Data excerpts
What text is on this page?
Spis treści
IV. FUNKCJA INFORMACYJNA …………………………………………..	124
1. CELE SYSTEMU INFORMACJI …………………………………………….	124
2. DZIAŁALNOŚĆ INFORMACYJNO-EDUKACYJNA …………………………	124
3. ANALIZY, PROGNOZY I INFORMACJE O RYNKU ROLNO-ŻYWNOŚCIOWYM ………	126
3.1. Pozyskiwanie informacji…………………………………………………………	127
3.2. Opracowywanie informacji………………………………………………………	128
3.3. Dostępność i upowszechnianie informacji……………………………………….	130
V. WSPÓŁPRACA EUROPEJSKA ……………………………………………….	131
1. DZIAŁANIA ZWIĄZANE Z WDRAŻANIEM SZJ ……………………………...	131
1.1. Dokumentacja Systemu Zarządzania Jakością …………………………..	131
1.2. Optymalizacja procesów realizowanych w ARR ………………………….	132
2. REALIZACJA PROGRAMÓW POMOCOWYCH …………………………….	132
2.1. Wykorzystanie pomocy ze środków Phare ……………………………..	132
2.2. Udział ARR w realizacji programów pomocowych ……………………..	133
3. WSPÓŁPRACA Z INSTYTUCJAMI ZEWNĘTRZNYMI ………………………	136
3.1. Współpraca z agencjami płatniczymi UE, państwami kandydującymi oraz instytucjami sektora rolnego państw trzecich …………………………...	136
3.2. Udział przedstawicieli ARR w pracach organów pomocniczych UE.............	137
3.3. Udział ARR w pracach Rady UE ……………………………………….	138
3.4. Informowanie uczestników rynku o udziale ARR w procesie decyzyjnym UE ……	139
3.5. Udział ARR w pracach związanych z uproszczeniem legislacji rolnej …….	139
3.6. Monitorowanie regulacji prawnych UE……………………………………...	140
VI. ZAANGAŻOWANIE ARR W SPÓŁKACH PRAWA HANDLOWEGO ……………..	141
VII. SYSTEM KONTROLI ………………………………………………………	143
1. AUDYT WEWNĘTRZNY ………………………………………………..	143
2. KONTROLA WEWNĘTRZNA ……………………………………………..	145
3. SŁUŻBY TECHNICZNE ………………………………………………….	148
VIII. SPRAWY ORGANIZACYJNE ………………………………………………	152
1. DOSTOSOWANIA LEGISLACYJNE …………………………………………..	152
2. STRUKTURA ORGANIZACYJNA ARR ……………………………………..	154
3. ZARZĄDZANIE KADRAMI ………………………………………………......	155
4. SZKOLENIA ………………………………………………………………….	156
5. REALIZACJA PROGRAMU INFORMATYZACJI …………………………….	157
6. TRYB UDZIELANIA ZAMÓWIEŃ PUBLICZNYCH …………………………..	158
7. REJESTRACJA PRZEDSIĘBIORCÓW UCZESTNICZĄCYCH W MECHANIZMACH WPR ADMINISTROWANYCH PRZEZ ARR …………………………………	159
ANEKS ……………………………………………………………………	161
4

**Work instructions:**
Gather each line of the listing that holds the string "REALIZACJA".

**Written reply:**
2. REALIZACJA PROGRAMÓW POMOCOWYCH …………………………….	132
5. REALIZACJA PROGRAMU INFORMATYZACJI …………………………….	157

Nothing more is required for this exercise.